Instruction: Check each line of the material below, and copy it if it holds the string "vorhanden".

Data listing:

----------

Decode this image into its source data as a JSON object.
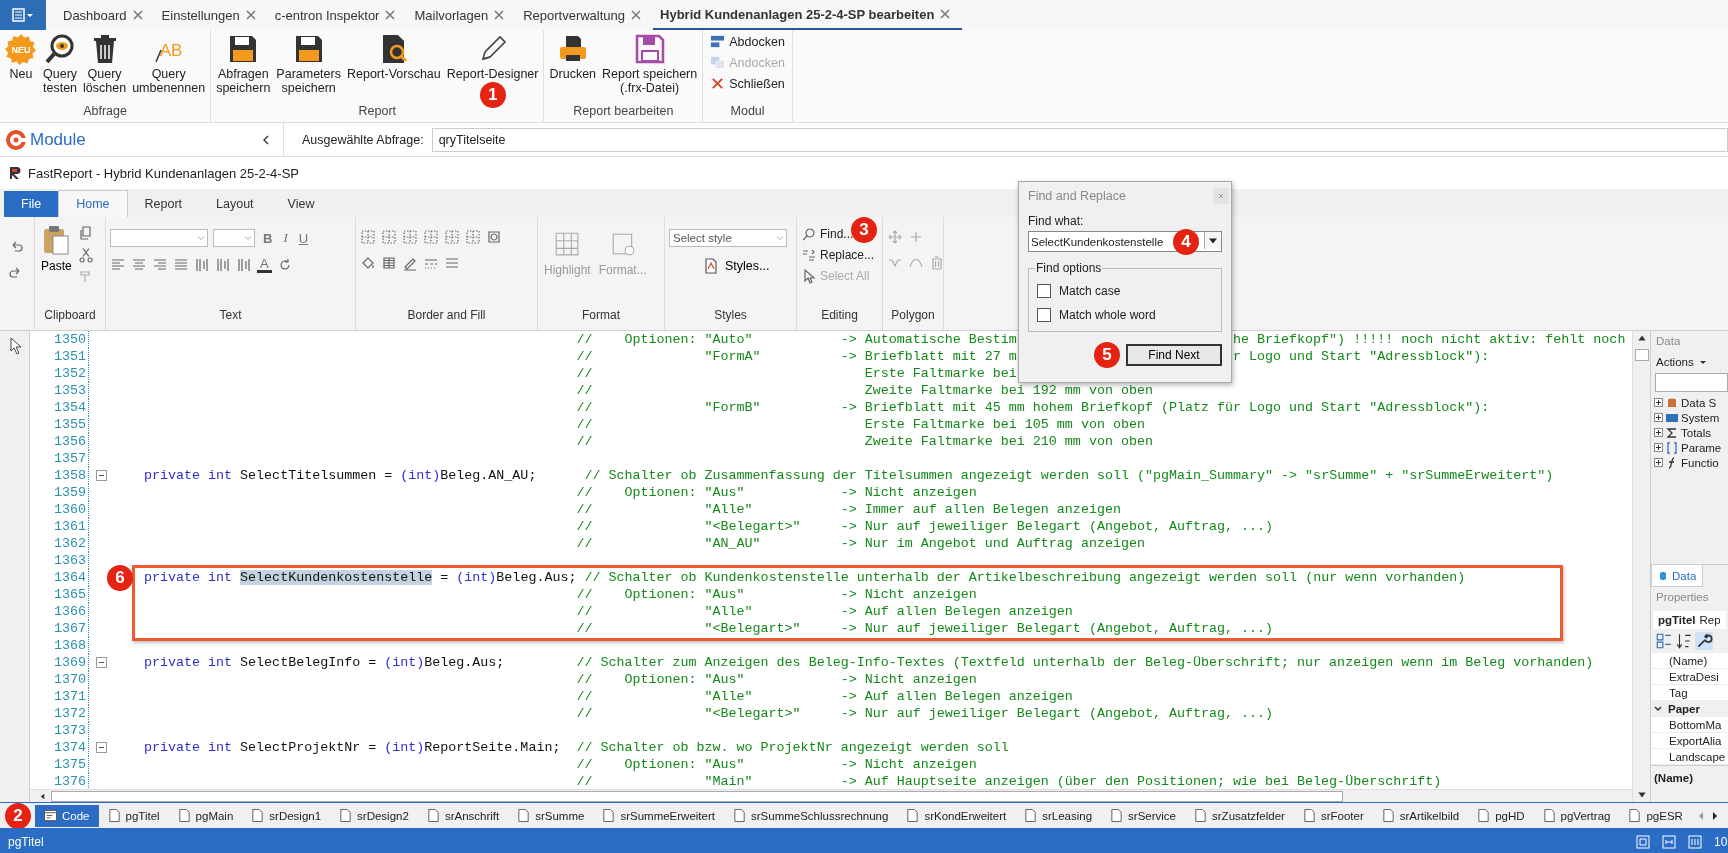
{
  "top_tabs": [
    {
      "label": "Dashboard",
      "selected": false
    },
    {
      "label": "Einstellungen",
      "selected": false
    },
    {
      "label": "c-entron Inspektor",
      "selected": false
    },
    {
      "label": "Mailvorlagen",
      "selected": false
    },
    {
      "label": "Reportverwaltung",
      "selected": false
    },
    {
      "label": "Hybrid Kundenanlagen 25-2-4-SP bearbeiten",
      "selected": true
    }
  ],
  "ribbon": {
    "groups": [
      {
        "label": "Abfrage",
        "buttons": [
          {
            "kind": "big",
            "badge": "NEU",
            "lines": [
              "Neu"
            ]
          },
          {
            "kind": "big",
            "lines": [
              "Query",
              "testen"
            ]
          },
          {
            "kind": "big",
            "lines": [
              "Query",
              "löschen"
            ]
          },
          {
            "kind": "big",
            "badge": "AB",
            "lines": [
              "Query",
              "umbenennen"
            ]
          }
        ]
      },
      {
        "label": "Report",
        "buttons": [
          {
            "kind": "big",
            "lines": [
              "Abfragen",
              "speichern"
            ]
          },
          {
            "kind": "big",
            "lines": [
              "Parameters",
              "speichern"
            ]
          },
          {
            "kind": "big",
            "lines": [
              "Report-Vorschau"
            ]
          },
          {
            "kind": "big",
            "lines": [
              "Report-Designer"
            ],
            "callout": "1"
          }
        ]
      },
      {
        "label": "Report bearbeiten",
        "buttons": [
          {
            "kind": "big",
            "lines": [
              "Drucken"
            ]
          },
          {
            "kind": "big",
            "lines": [
              "Report speichern",
              "(.frx-Datei)"
            ]
          }
        ]
      },
      {
        "label": "Modul",
        "buttons": [
          {
            "kind": "small",
            "lines": [
              "Abdocken"
            ],
            "disabled": false
          },
          {
            "kind": "small",
            "lines": [
              "Andocken"
            ],
            "disabled": true
          },
          {
            "kind": "small",
            "lines": [
              "Schließen"
            ],
            "disabled": false
          }
        ]
      }
    ]
  },
  "module_bar": {
    "title": "Module",
    "query_label": "Ausgewählte Abfrage:",
    "query_value": "qryTitelseite"
  },
  "designer": {
    "title": "FastReport - Hybrid Kundenanlagen 25-2-4-SP",
    "tabs": [
      {
        "label": "File",
        "kind": "file",
        "selected": false
      },
      {
        "label": "Home",
        "kind": "tab",
        "selected": true
      },
      {
        "label": "Report",
        "kind": "tab",
        "selected": false
      },
      {
        "label": "Layout",
        "kind": "tab",
        "selected": false
      },
      {
        "label": "View",
        "kind": "tab",
        "selected": false
      }
    ],
    "clipboard": {
      "label": "Clipboard",
      "paste": "Paste"
    },
    "text": {
      "label": "Text",
      "format_buttons": [
        "B",
        "I",
        "U"
      ],
      "font_color": "A"
    },
    "border": {
      "label": "Border and Fill"
    },
    "format": {
      "label": "Format",
      "items": [
        "Highlight",
        "Format..."
      ],
      "disabled": true
    },
    "styles": {
      "label": "Styles",
      "placeholder": "Select style",
      "button": "Styles..."
    },
    "editing": {
      "label": "Editing",
      "items": [
        {
          "label": "Find...",
          "disabled": false,
          "callout": "3"
        },
        {
          "label": "Replace...",
          "disabled": false
        },
        {
          "label": "Select All",
          "disabled": true
        }
      ]
    },
    "polygon": {
      "label": "Polygon"
    }
  },
  "editor": {
    "lines": [
      {
        "num": "1350",
        "comment": "//    Optionen: \"Auto\"           -> Automatische Bestim",
        "tail": "he Briefkopf\") !!!!! noch nicht aktiv: fehlt noch"
      },
      {
        "num": "1351",
        "comment": "//              \"FormA\"          -> Briefblatt mit 27 m",
        "tail": "r Logo und Start \"Adressblock\"):"
      },
      {
        "num": "1352",
        "comment": "//                                  Erste Faltmarke bei"
      },
      {
        "num": "1353",
        "comment": "//                                  Zweite Faltmarke bei 192 mm von oben"
      },
      {
        "num": "1354",
        "comment": "//              \"FormB\"          -> Briefblatt mit 45 mm hohem Briefkopf (Platz für Logo und Start \"Adressblock\"):"
      },
      {
        "num": "1355",
        "comment": "//                                  Erste Faltmarke bei 105 mm von oben"
      },
      {
        "num": "1356",
        "comment": "//                                  Zweite Faltmarke bei 210 mm von oben"
      },
      {
        "num": "1357"
      },
      {
        "num": "1358",
        "code": [
          {
            "kind": "keyword",
            "t": "private int "
          },
          {
            "kind": "plain",
            "t": "SelectTitelsummen = "
          },
          {
            "kind": "keyword",
            "t": "(int)"
          },
          {
            "kind": "plain",
            "t": "Beleg.AN_AU;      "
          }
        ],
        "comment": "// Schalter ob Zusammenfassung der Titelsummen angezeigt werden soll (\"pgMain_Summary\" -> \"srSumme\" + \"srSummeErweitert\")"
      },
      {
        "num": "1359",
        "comment": "//    Optionen: \"Aus\"            -> Nicht anzeigen"
      },
      {
        "num": "1360",
        "comment": "//              \"Alle\"           -> Immer auf allen Belegen anzeigen"
      },
      {
        "num": "1361",
        "comment": "//              \"<Belegart>\"     -> Nur auf jeweiliger Belegart (Angebot, Auftrag, ...)"
      },
      {
        "num": "1362",
        "comment": "//              \"AN_AU\"          -> Nur im Angebot und Auftrag anzeigen"
      },
      {
        "num": "1363"
      },
      {
        "num": "1364",
        "framed": true,
        "callout": "6",
        "code": [
          {
            "kind": "keyword",
            "t": "private int "
          },
          {
            "kind": "selected",
            "t": "SelectKundenkostenstelle"
          },
          {
            "kind": "plain",
            "t": " = "
          },
          {
            "kind": "keyword",
            "t": "(int)"
          },
          {
            "kind": "plain",
            "t": "Beleg.Aus; "
          }
        ],
        "comment": "// Schalter ob Kundenkostenstelle unterhalb der Artikelbeschreibung angezeigt werden soll (nur wenn vorhanden)"
      },
      {
        "num": "1365",
        "framed": true,
        "comment": "//    Optionen: \"Aus\"            -> Nicht anzeigen"
      },
      {
        "num": "1366",
        "framed": true,
        "comment": "//              \"Alle\"           -> Auf allen Belegen anzeigen"
      },
      {
        "num": "1367",
        "framed": true,
        "comment": "//              \"<Belegart>\"     -> Nur auf jeweiliger Belegart (Angebot, Auftrag, ...)"
      },
      {
        "num": "1368"
      },
      {
        "num": "1369",
        "code": [
          {
            "kind": "keyword",
            "t": "private int "
          },
          {
            "kind": "plain",
            "t": "SelectBelegInfo = "
          },
          {
            "kind": "keyword",
            "t": "(int)"
          },
          {
            "kind": "plain",
            "t": "Beleg.Aus;"
          }
        ],
        "comment": "// Schalter zum Anzeigen des Beleg-Info-Textes (Textfeld unterhalb der Beleg-Überschrift; nur anzeigen wenn im Beleg vorhanden)"
      },
      {
        "num": "1370",
        "comment": "//    Optionen: \"Aus\"            -> Nicht anzeigen"
      },
      {
        "num": "1371",
        "comment": "//              \"Alle\"           -> Auf allen Belegen anzeigen"
      },
      {
        "num": "1372",
        "comment": "//              \"<Belegart>\"     -> Nur auf jeweiliger Belegart (Angebot, Auftrag, ...)"
      },
      {
        "num": "1373"
      },
      {
        "num": "1374",
        "code": [
          {
            "kind": "keyword",
            "t": "private int "
          },
          {
            "kind": "plain",
            "t": "SelectProjektNr = "
          },
          {
            "kind": "keyword",
            "t": "(int)"
          },
          {
            "kind": "plain",
            "t": "ReportSeite.Main;"
          }
        ],
        "comment": "// Schalter ob bzw. wo ProjektNr angezeigt werden soll"
      },
      {
        "num": "1375",
        "comment": "//    Optionen: \"Aus\"            -> Nicht anzeigen"
      },
      {
        "num": "1376",
        "comment": "//              \"Main\"           -> Auf Hauptseite anzeigen (über den Positionen; wie bei Beleg-Überschrift)"
      }
    ]
  },
  "find_dialog": {
    "title": "Find and Replace",
    "find_label": "Find what:",
    "find_value": "SelectKundenkostenstelle",
    "find_callout": "4",
    "options_label": "Find options",
    "options": [
      {
        "label": "Match case",
        "checked": false
      },
      {
        "label": "Match whole word",
        "checked": false
      }
    ],
    "button": "Find Next",
    "button_callout": "5"
  },
  "data_panel": {
    "title": "Data",
    "actions": "Actions",
    "tree": [
      {
        "label": "Data S"
      },
      {
        "label": "System"
      },
      {
        "label": "Totals"
      },
      {
        "label": "Parame"
      },
      {
        "label": "Functio"
      }
    ],
    "tab": "Data"
  },
  "properties": {
    "title": "Properties",
    "object": "pgTitel",
    "object_type": "Rep",
    "rows": [
      {
        "kind": "prop",
        "label": "(Name)"
      },
      {
        "kind": "prop",
        "label": "ExtraDesi"
      },
      {
        "kind": "prop",
        "label": "Tag"
      },
      {
        "kind": "category",
        "label": "Paper",
        "expanded": true
      },
      {
        "kind": "prop",
        "label": "BottomMa"
      },
      {
        "kind": "prop",
        "label": "ExportAlia"
      },
      {
        "kind": "prop",
        "label": "Landscape"
      }
    ],
    "description": "(Name)"
  },
  "page_tabs": {
    "callout": "2",
    "tabs": [
      {
        "label": "Code",
        "kind": "code",
        "selected": true
      },
      {
        "label": "pgTitel",
        "kind": "page",
        "selected": false
      },
      {
        "label": "pgMain",
        "kind": "page",
        "selected": false
      },
      {
        "label": "srDesign1",
        "kind": "page",
        "selected": false
      },
      {
        "label": "srDesign2",
        "kind": "page",
        "selected": false
      },
      {
        "label": "srAnschrift",
        "kind": "page",
        "selected": false
      },
      {
        "label": "srSumme",
        "kind": "page",
        "selected": false
      },
      {
        "label": "srSummeErweitert",
        "kind": "page",
        "selected": false
      },
      {
        "label": "srSummeSchlussrechnung",
        "kind": "page",
        "selected": false
      },
      {
        "label": "srKondErweitert",
        "kind": "page",
        "selected": false
      },
      {
        "label": "srLeasing",
        "kind": "page",
        "selected": false
      },
      {
        "label": "srService",
        "kind": "page",
        "selected": false
      },
      {
        "label": "srZusatzfelder",
        "kind": "page",
        "selected": false
      },
      {
        "label": "srFooter",
        "kind": "page",
        "selected": false
      },
      {
        "label": "srArtikelbild",
        "kind": "page",
        "selected": false
      },
      {
        "label": "pgHD",
        "kind": "page",
        "selected": false
      },
      {
        "label": "pgVertrag",
        "kind": "page",
        "selected": false
      },
      {
        "label": "pgESR",
        "kind": "page",
        "selected": false
      }
    ]
  },
  "status_bar": {
    "text": "pgTitel",
    "zoom": "10"
  }
}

----------

Reply to the task:
        "comment": "// Schalter ob Kundenkostenstelle unterhalb der Artikelbeschreibung angezeigt werden soll (nur wenn vorhanden)"
        "comment": "// Schalter zum Anzeigen des Beleg-Info-Textes (Textfeld unterhalb der Beleg-Überschrift; nur anzeigen wenn im Beleg vorhanden)"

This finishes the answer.